- [Aim of the task] Find how many lines of the listing include the string "hebdomadaires", and report only that figure.

Records contained in a dataset
• • • • •
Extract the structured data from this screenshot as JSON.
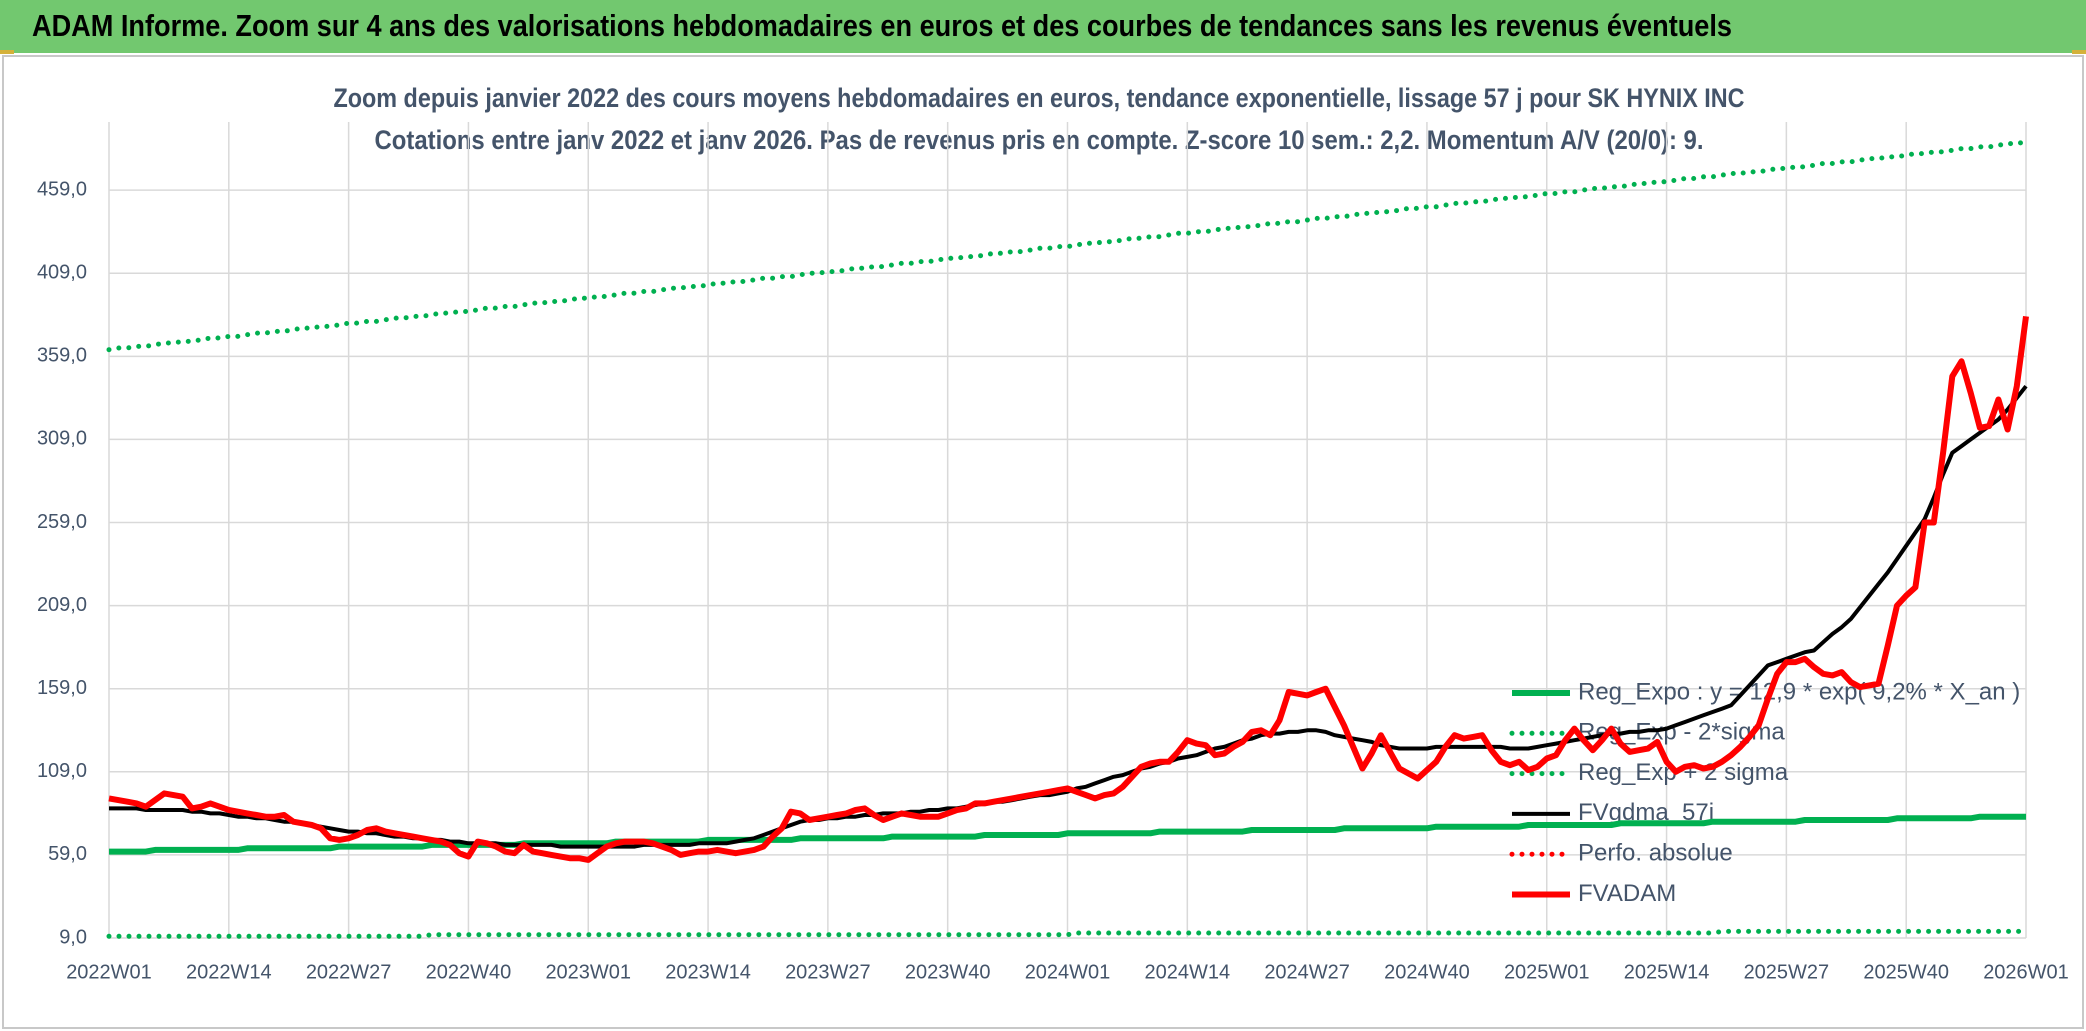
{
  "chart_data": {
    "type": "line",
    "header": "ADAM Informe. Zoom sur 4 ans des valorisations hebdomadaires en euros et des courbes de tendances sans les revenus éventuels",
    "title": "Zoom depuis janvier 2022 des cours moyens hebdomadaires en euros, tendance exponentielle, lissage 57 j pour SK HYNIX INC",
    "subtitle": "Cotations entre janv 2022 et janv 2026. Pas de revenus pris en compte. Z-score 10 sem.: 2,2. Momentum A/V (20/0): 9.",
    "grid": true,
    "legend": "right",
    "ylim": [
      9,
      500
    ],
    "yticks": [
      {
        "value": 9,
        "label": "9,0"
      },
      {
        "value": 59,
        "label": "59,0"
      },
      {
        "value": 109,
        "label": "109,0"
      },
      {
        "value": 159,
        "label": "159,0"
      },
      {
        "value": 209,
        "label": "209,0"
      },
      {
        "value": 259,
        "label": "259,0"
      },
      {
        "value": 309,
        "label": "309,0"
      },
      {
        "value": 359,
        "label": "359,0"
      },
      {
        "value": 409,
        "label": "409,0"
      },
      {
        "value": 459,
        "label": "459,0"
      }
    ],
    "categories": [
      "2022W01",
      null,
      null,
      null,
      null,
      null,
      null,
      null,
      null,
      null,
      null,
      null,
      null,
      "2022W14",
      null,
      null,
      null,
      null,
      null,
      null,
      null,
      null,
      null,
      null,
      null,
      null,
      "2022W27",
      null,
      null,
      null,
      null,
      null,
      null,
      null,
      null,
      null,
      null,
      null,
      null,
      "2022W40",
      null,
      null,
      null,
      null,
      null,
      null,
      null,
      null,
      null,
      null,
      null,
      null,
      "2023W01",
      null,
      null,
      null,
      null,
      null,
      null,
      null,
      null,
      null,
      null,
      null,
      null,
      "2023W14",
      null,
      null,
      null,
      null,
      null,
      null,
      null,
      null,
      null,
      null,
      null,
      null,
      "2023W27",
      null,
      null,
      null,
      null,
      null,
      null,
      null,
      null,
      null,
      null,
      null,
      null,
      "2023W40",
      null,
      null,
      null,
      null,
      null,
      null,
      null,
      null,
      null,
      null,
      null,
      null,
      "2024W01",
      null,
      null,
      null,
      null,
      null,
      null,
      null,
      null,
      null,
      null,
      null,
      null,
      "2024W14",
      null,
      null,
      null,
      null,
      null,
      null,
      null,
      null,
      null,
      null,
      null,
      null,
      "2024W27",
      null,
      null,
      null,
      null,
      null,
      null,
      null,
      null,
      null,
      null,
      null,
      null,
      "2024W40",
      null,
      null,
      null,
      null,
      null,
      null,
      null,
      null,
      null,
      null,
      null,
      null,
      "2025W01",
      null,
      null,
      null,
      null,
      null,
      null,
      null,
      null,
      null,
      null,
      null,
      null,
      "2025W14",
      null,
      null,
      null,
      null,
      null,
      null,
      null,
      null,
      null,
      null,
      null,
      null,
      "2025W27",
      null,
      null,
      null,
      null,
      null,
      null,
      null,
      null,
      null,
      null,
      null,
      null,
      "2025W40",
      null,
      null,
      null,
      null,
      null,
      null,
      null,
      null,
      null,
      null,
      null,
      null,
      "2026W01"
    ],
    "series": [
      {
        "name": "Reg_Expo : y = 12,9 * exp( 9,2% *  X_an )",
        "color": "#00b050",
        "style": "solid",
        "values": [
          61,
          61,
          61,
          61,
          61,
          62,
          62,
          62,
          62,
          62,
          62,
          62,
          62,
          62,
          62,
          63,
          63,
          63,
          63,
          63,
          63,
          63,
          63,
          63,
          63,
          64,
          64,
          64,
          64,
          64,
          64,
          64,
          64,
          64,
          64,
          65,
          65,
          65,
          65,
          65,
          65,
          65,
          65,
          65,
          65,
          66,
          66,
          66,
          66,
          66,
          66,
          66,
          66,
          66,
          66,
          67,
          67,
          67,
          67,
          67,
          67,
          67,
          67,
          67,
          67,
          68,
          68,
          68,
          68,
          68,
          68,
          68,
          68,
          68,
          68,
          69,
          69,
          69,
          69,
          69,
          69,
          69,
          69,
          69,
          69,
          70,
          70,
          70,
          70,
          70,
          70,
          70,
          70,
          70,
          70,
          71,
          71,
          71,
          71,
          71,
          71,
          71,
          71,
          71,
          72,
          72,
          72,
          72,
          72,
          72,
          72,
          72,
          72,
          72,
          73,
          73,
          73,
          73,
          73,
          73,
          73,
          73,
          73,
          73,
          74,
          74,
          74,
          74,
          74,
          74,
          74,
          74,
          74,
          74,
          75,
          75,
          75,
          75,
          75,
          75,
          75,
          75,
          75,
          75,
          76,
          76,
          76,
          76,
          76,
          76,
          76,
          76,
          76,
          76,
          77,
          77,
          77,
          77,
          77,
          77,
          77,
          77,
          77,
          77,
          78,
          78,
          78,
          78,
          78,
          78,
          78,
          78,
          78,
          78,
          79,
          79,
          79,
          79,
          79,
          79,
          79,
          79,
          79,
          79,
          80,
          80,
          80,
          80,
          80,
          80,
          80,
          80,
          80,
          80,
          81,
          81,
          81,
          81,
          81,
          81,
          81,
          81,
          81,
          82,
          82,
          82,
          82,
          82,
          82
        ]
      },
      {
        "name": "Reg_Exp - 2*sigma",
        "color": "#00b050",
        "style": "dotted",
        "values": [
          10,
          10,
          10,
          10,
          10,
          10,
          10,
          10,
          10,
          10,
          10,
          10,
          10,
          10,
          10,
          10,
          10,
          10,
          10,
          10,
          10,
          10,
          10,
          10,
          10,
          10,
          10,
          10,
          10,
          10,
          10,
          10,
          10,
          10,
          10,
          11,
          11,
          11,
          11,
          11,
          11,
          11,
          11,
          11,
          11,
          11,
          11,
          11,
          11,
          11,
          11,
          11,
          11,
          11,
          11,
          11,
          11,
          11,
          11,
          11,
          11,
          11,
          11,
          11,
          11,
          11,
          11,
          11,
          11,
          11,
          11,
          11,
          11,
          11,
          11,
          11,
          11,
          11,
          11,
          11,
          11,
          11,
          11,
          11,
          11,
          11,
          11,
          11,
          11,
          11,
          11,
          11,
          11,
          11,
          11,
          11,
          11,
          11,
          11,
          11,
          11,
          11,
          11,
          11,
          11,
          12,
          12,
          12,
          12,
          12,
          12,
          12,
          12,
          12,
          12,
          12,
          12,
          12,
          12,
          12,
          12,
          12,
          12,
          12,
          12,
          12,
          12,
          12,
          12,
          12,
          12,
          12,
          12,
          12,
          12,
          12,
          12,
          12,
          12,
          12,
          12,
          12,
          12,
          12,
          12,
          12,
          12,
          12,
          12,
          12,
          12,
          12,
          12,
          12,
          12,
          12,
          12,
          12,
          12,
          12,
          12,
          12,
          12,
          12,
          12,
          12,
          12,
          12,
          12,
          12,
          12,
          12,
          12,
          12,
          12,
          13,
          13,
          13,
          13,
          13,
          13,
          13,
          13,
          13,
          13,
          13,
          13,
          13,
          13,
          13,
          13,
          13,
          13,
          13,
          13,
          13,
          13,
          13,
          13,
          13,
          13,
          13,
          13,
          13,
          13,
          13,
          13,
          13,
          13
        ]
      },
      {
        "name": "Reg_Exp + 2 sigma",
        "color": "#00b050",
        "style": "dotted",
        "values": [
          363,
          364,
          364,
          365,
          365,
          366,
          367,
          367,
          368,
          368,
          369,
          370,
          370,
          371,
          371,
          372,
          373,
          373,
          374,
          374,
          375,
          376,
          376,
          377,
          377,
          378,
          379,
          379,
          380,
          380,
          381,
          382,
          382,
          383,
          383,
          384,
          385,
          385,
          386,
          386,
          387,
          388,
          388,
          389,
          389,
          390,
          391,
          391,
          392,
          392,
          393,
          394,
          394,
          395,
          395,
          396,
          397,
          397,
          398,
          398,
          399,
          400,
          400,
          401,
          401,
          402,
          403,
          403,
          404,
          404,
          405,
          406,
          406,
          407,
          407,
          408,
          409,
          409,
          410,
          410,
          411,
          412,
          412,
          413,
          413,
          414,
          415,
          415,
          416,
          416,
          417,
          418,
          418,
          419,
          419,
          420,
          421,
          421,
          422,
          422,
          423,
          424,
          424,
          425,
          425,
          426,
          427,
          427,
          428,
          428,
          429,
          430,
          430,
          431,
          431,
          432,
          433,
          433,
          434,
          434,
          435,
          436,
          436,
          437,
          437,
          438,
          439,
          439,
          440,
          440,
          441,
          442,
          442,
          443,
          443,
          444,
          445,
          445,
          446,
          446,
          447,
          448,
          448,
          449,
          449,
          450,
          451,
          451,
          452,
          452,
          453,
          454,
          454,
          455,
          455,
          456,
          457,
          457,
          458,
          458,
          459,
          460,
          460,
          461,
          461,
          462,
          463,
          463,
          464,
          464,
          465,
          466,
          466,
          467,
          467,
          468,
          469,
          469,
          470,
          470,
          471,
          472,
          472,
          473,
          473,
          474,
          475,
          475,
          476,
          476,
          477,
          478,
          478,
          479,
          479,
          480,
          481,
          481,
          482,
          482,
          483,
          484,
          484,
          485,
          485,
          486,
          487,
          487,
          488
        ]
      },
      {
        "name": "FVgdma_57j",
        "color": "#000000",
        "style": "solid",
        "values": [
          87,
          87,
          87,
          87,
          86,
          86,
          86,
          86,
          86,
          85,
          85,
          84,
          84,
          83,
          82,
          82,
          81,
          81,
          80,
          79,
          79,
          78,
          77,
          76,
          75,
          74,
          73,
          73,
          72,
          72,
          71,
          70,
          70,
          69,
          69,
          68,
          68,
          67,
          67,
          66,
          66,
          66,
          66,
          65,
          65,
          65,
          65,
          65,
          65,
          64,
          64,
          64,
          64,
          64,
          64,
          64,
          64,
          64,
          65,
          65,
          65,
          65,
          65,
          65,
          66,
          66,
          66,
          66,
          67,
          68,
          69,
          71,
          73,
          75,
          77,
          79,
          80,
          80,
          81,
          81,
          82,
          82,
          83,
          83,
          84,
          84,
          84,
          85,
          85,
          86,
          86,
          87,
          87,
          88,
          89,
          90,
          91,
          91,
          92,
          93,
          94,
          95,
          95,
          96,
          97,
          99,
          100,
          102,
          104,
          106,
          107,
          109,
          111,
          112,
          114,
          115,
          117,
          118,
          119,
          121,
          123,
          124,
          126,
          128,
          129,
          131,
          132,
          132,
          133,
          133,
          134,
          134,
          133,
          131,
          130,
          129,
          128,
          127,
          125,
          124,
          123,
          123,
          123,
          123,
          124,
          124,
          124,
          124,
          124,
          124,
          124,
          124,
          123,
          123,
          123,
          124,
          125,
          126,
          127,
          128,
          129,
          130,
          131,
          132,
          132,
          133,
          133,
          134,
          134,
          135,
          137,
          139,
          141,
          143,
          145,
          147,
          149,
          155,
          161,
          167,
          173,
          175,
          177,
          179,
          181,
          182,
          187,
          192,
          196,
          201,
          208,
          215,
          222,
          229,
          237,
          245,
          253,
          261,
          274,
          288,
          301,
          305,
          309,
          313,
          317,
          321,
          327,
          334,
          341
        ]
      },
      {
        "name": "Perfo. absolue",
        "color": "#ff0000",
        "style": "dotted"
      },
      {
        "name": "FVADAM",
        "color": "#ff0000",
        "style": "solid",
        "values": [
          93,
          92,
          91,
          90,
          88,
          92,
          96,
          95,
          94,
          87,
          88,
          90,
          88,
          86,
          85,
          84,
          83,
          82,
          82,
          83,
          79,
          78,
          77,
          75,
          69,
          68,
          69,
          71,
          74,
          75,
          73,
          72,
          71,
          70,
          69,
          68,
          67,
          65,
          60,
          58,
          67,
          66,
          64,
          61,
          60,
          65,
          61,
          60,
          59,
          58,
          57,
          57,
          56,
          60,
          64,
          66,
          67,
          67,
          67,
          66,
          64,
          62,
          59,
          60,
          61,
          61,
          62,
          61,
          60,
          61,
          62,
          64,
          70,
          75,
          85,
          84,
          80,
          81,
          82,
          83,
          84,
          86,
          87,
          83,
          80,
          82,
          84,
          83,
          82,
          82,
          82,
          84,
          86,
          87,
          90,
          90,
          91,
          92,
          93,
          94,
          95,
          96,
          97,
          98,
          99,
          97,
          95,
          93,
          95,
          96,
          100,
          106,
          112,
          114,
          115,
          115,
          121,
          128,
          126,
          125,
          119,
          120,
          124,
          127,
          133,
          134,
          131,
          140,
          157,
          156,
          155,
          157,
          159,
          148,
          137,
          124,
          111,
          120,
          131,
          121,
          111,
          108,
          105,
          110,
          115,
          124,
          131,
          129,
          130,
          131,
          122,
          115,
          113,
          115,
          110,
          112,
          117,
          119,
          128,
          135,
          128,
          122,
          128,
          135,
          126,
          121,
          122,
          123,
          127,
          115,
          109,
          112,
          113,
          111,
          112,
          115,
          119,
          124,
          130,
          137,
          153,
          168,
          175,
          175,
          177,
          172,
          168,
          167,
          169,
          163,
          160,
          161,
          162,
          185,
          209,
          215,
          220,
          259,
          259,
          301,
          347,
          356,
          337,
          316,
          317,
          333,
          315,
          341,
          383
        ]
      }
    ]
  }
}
• • • • •
- [Solution to this problem] 2